-- begin DOCUMENT SEGMENT --
Sunday, December 27th, 2009 at 11:35 am

Most consumers are unaware of the fact that they’ve given up the right to sue their credit card company. Instead, nearly every credit card agreement imposes forced arbitration in the event a dispute arises.

The financial institutions claim doing so cut costs, but consumer advocacy groups argue that it is unfair to customers. “Customers come to our message board all the time talking about how they are going to sue, but they’re left shell-shocked when they discover the truth” says Jennifer Holter, editor at Credit Card Forum (a message board for credit card reviews).

In what is being hailed as a major win for consumers, a number of banks have dropped their mandatory arbitration clauses during the past few months; Bank of America, Chase, and Capitol One. Although they largely claim the moves are voluntary, in reality it is probably from the pressure of a pending class action lawsuit filed by Philadelphia-based Berger & Montague. The suit alleges that credit card companies unlawfully colluded on arbitration terms. There are still four defendants listed in the lawsuit who have not yet settled; The National Arbitration Forum, Discover Financial Services, Citibank, and HSBC.

It’s important to note the credit card issuers whom have dropped their arbitration clauses may re-impose them in future. Reportedly, Capital One and Bank of America have only agreed to do so for three-and-a-half-years. None of the defendants who have settled admit liability or wrongdoing.
-- end DOCUMENT SEGMENT --
OBJECTIVES ::
#1 In the article on credit card arbitration, which law firm filed the pending class action lawsuit?
#2 Retype the lines of the listing from the line containing "table-row (0, 808, 768, 827)" through the line containing "table-row (0, 594, 768, 613)", both included.
The listing has no connection to the credit card arbitration article.
-- begin DATA TO USE --
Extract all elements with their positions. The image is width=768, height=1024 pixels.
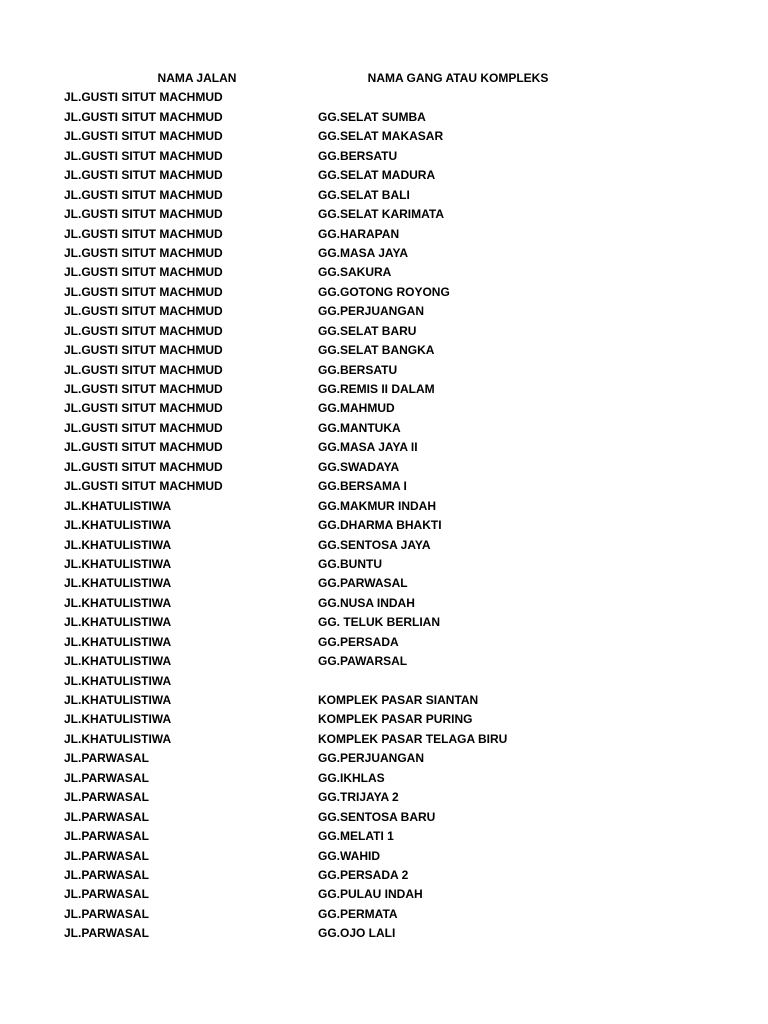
table-row (0, 808, 768, 827)
street-name-cell: JL.KHATULISTIWA (64, 595, 172, 610)
street-name-cell: JL.PARWASAL (64, 848, 149, 863)
table-row (0, 555, 768, 574)
table-row (0, 924, 768, 943)
table-row (0, 847, 768, 866)
table-row (0, 594, 768, 613)
alley-name-cell: GG.PERSADA (318, 634, 399, 649)
table-row (0, 788, 768, 807)
street-name-cell: JL.PARWASAL (64, 829, 149, 844)
table-row (0, 438, 768, 457)
alley-name-cell: GG.GOTONG ROYONG (318, 284, 450, 299)
table-row (0, 147, 768, 166)
table-header (0, 69, 768, 88)
alley-name-cell: GG.OJO LALI (318, 926, 396, 941)
alley-name-cell: GG.SELAT BANGKA (318, 343, 435, 358)
alley-name-cell: GG.SAKURA (318, 265, 392, 280)
alley-name-cell: GG.SELAT SUMBA (318, 109, 426, 124)
street-name-cell: JL.PARWASAL (64, 926, 149, 941)
alley-name-cell: GG.PERJUANGAN (318, 751, 425, 766)
street-name-cell: JL.GUSTI SITUT MACHMUD (64, 207, 223, 222)
street-name-cell: JL.GUSTI SITUT MACHMUD (64, 304, 223, 319)
alley-name-cell: GG.NUSA INDAH (318, 595, 415, 610)
alley-name-cell: GG.PARWASAL (318, 576, 408, 591)
table-row (0, 710, 768, 729)
street-name-cell: JL.KHATULISTIWA (64, 556, 172, 571)
street-name-cell: JL.GUSTI SITUT MACHMUD (64, 440, 223, 455)
table-row (0, 244, 768, 263)
column-header-nama-gang: NAMA GANG ATAU KOMPLEKS (367, 71, 549, 85)
alley-name-cell: KOMPLEK PASAR PURING (318, 712, 473, 727)
table-row (0, 652, 768, 671)
street-name-cell: JL.GUSTI SITUT MACHMUD (64, 420, 223, 435)
street-name-cell: JL.GUSTI SITUT MACHMUD (64, 284, 223, 299)
table-row (0, 127, 768, 146)
table-row (0, 341, 768, 360)
street-name-cell: JL.GUSTI SITUT MACHMUD (64, 343, 223, 358)
street-name-cell: JL.KHATULISTIWA (64, 498, 172, 513)
street-name-cell: JL.PARWASAL (64, 906, 149, 921)
alley-name-cell: GG.MAKMUR INDAH (318, 498, 436, 513)
alley-name-cell: GG.SELAT MAKASAR (318, 129, 444, 144)
table-row (0, 866, 768, 885)
table-row (0, 574, 768, 593)
table-row (0, 885, 768, 904)
street-name-cell: JL.GUSTI SITUT MACHMUD (64, 382, 223, 396)
alley-name-cell: GG.BERSATU (318, 362, 398, 377)
table-row (0, 633, 768, 652)
table-row (0, 322, 768, 341)
table-row (0, 827, 768, 846)
street-name-cell: JL.GUSTI SITUT MACHMUD (64, 479, 223, 494)
alley-name-cell: GG.DHARMA BHAKTI (318, 518, 442, 533)
table-row (0, 516, 768, 535)
table-row (0, 905, 768, 924)
alley-name-cell: GG.TRIJAYA 2 (318, 790, 399, 805)
table-row (0, 263, 768, 282)
street-name-cell: JL.GUSTI SITUT MACHMUD (64, 90, 223, 105)
table-row (0, 380, 768, 399)
street-name-cell: JL.GUSTI SITUT MACHMUD (64, 148, 223, 163)
street-name-cell: JL.KHATULISTIWA (64, 634, 172, 649)
alley-name-cell: GG.MAHMUD (318, 401, 395, 416)
table-row (0, 302, 768, 321)
alley-name-cell: GG.SENTOSA BARU (318, 809, 436, 824)
table-row (0, 166, 768, 185)
street-name-cell: JL.GUSTI SITUT MACHMUD (64, 459, 223, 474)
table-row (0, 186, 768, 205)
street-name-cell: JL.PARWASAL (64, 751, 149, 766)
street-name-cell: JL.KHATULISTIWA (64, 615, 172, 630)
street-name-cell: JL.GUSTI SITUT MACHMUD (64, 245, 223, 260)
table-row (0, 419, 768, 438)
alley-name-cell: GG.REMIS II DALAM (318, 382, 435, 396)
alley-name-cell: KOMPLEK PASAR TELAGA BIRU (318, 731, 508, 746)
street-name-cell: JL.GUSTI SITUT MACHMUD (64, 226, 223, 241)
street-name-cell: JL.KHATULISTIWA (64, 537, 172, 552)
table-row (0, 225, 768, 244)
alley-name-cell: GG.SELAT KARIMATA (318, 207, 444, 222)
table-row (0, 399, 768, 418)
alley-name-cell: GG.BERSATU (318, 148, 398, 163)
column-header-nama-jalan: NAMA JALAN (157, 71, 237, 85)
alley-name-cell: GG.PERSADA 2 (318, 867, 409, 882)
alley-name-cell: GG.MASA JAYA (318, 245, 409, 260)
street-name-cell: JL.GUSTI SITUT MACHMUD (64, 187, 223, 202)
street-name-cell: JL.GUSTI SITUT MACHMUD (64, 401, 223, 416)
street-name-cell: JL.PARWASAL (64, 770, 149, 785)
street-name-cell: JL.GUSTI SITUT MACHMUD (64, 362, 223, 377)
table-row (0, 730, 768, 749)
street-name-cell: JL.PARWASAL (64, 887, 149, 902)
alley-name-cell: GG.MANTUKA (318, 420, 401, 435)
table-row (0, 749, 768, 768)
alley-name-cell: GG.SENTOSA JAYA (318, 537, 431, 552)
table-row (0, 477, 768, 496)
table-row (0, 108, 768, 127)
street-name-cell: JL.GUSTI SITUT MACHMUD (64, 168, 223, 183)
table-body (0, 88, 768, 943)
alley-name-cell: GG.BUNTU (318, 556, 382, 571)
alley-name-cell: GG.PULAU INDAH (318, 887, 423, 902)
table-row (0, 205, 768, 224)
alley-name-cell: GG.PERJUANGAN (318, 304, 425, 319)
street-name-cell: JL.GUSTI SITUT MACHMUD (64, 109, 223, 124)
alley-name-cell: GG.PAWARSAL (318, 654, 408, 669)
alley-name-cell: GG.IKHLAS (318, 770, 385, 785)
alley-name-cell: GG.WAHID (318, 848, 380, 863)
table-row (0, 672, 768, 691)
table-row (0, 497, 768, 516)
street-name-cell: JL.KHATULISTIWA (64, 693, 172, 707)
table-row (0, 769, 768, 788)
table-row (0, 613, 768, 632)
street-name-cell: JL.PARWASAL (64, 867, 149, 882)
street-name-cell: JL.GUSTI SITUT MACHMUD (64, 265, 223, 280)
street-name-cell: JL.PARWASAL (64, 809, 149, 824)
table-row (0, 536, 768, 555)
street-name-cell: JL.KHATULISTIWA (64, 731, 172, 746)
alley-name-cell: KOMPLEK PASAR SIANTAN (318, 693, 479, 707)
alley-name-cell: GG.BERSAMA I (318, 479, 407, 494)
table-row (0, 361, 768, 380)
alley-name-cell: GG.SELAT BALI (318, 187, 410, 202)
alley-name-cell: GG.PERMATA (318, 906, 398, 921)
street-table (0, 69, 768, 944)
alley-name-cell: GG.HARAPAN (318, 226, 400, 241)
alley-name-cell: GG.SELAT BARU (318, 323, 417, 338)
alley-name-cell: GG.MASA JAYA II (318, 440, 418, 455)
street-name-cell: JL.KHATULISTIWA (64, 576, 172, 591)
street-name-cell: JL.KHATULISTIWA (64, 654, 172, 669)
alley-name-cell: GG.SELAT MADURA (318, 168, 436, 183)
alley-name-cell: GG.SWADAYA (318, 459, 400, 474)
table-row (0, 458, 768, 477)
street-name-cell: JL.PARWASAL (64, 790, 149, 805)
alley-name-cell: GG.MELATI 1 (318, 829, 394, 844)
alley-name-cell: GG. TELUK BERLIAN (318, 615, 440, 630)
street-name-cell: JL.GUSTI SITUT MACHMUD (64, 323, 223, 338)
table-row (0, 88, 768, 107)
table-row (0, 691, 768, 710)
table-row (0, 283, 768, 302)
street-name-cell: JL.GUSTI SITUT MACHMUD (64, 129, 223, 144)
street-name-cell: JL.KHATULISTIWA (64, 712, 172, 727)
street-name-cell: JL.KHATULISTIWA (64, 673, 172, 688)
street-name-cell: JL.KHATULISTIWA (64, 518, 172, 533)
-- end DATA TO USE --
ANSWERS BELOW ::
#1 Philadelphia-based Berger & Montague.

#2
table-row (0, 808, 768, 827)
street-name-cell: JL.KHATULISTIWA (64, 595, 172, 610)
street-name-cell: JL.PARWASAL (64, 848, 149, 863)
table-row (0, 555, 768, 574)
table-row (0, 924, 768, 943)
table-row (0, 847, 768, 866)
table-row (0, 594, 768, 613)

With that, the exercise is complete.